◆ Stored data ◆
* begin *

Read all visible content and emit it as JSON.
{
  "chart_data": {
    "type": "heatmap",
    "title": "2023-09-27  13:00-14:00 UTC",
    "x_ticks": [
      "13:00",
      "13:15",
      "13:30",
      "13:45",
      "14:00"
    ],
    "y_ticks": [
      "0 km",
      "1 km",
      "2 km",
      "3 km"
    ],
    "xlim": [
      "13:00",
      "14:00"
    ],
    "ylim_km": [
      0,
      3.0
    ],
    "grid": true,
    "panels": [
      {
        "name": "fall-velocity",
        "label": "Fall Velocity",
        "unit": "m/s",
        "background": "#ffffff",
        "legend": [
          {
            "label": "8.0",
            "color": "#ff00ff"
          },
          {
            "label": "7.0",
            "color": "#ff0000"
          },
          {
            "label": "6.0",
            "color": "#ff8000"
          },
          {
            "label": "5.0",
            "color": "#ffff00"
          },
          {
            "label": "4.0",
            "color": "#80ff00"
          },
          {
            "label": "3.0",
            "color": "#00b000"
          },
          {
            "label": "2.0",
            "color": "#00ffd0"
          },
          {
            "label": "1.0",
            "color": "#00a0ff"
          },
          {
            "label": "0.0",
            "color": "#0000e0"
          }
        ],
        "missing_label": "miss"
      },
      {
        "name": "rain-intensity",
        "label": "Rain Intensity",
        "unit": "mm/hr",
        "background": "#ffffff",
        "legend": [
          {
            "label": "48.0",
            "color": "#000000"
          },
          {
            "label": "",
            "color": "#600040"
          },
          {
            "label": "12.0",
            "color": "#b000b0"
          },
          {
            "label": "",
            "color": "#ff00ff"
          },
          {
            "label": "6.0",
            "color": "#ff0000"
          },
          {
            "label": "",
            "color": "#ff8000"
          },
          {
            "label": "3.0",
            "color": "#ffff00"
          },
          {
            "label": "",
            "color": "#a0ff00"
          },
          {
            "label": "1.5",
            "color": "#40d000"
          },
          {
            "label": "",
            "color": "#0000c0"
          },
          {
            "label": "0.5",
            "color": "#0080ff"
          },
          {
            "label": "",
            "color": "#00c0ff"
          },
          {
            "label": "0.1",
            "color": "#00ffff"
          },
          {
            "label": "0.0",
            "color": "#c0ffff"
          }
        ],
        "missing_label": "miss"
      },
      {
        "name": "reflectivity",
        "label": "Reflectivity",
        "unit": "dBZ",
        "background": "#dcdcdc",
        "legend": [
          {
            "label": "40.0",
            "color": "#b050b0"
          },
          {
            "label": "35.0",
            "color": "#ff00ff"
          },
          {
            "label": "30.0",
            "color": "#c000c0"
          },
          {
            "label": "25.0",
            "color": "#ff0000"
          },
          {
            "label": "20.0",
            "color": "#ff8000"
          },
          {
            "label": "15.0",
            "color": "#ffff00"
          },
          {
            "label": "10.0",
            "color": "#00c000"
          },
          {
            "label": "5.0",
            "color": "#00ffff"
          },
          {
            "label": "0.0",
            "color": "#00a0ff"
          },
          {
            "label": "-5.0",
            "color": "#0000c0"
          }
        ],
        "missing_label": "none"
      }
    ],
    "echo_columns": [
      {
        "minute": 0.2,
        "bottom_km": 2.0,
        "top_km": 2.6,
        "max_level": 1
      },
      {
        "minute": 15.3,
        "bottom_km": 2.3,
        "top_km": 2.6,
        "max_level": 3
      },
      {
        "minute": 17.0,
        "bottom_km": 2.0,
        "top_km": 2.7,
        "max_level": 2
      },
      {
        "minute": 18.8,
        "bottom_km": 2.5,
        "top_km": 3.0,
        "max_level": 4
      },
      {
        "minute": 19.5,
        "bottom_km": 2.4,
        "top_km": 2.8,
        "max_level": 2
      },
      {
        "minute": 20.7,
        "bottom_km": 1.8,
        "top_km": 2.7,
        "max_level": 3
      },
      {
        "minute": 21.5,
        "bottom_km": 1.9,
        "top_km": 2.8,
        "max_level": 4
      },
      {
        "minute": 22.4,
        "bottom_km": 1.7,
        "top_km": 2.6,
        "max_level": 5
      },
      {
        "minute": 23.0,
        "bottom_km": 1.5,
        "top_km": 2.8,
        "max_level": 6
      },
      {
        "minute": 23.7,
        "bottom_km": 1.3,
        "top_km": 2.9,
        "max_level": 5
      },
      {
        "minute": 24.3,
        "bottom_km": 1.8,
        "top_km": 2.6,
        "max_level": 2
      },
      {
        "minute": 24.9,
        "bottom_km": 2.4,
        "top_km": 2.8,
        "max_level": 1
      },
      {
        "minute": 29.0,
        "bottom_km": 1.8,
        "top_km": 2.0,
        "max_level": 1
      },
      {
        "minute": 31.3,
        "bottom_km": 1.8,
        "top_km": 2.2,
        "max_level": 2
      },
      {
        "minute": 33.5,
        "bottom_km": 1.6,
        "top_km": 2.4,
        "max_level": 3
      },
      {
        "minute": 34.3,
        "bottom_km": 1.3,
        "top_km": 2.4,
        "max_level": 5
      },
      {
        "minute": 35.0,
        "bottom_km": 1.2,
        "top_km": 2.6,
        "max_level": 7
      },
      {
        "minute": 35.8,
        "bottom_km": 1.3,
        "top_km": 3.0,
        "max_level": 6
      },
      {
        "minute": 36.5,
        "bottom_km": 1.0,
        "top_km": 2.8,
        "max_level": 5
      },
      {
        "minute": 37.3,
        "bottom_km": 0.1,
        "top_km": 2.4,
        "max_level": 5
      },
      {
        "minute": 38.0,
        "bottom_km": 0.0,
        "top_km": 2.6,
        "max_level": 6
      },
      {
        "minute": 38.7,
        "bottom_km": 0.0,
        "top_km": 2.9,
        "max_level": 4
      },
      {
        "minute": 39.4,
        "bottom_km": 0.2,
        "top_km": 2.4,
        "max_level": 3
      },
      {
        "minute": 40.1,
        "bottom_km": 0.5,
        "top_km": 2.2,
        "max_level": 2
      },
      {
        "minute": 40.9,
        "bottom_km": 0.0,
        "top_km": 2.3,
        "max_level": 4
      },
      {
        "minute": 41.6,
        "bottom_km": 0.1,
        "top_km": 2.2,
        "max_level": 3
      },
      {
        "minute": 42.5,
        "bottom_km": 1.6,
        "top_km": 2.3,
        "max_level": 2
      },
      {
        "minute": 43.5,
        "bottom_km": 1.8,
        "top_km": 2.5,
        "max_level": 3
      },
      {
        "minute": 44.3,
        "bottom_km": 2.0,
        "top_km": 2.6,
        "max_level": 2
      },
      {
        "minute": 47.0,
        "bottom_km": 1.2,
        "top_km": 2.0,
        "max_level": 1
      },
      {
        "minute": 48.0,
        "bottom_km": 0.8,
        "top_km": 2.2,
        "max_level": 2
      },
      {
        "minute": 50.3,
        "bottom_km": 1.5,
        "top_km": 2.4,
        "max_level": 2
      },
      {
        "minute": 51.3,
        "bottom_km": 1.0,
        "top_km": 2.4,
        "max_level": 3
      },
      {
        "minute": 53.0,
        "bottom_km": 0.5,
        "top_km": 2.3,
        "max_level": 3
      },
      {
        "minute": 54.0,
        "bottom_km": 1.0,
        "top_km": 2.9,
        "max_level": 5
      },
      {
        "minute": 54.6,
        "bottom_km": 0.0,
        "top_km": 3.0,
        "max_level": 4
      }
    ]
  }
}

* end *
* begin *

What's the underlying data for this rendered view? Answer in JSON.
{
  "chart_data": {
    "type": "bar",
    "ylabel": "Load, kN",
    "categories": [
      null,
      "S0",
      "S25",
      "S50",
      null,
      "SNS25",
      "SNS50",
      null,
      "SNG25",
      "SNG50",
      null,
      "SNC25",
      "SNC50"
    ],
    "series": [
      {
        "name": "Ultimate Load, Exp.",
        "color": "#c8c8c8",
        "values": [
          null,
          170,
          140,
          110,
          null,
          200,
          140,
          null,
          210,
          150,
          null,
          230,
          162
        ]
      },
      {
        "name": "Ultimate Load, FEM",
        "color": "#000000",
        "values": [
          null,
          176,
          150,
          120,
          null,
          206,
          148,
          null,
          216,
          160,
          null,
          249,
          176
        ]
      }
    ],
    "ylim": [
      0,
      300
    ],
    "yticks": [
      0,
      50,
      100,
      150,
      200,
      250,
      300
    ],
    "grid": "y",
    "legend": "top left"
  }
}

* end *

◆ EXERCISE BRIEF ◆
Locate all lines holding the word "name", then copy them out.

◆ COMPLETED TASK ◆
        "name": "fall-velocity",
        "name": "rain-intensity",
        "name": "reflectivity",
        "name": "Ultimate Load, Exp.",
        "name": "Ultimate Load, FEM",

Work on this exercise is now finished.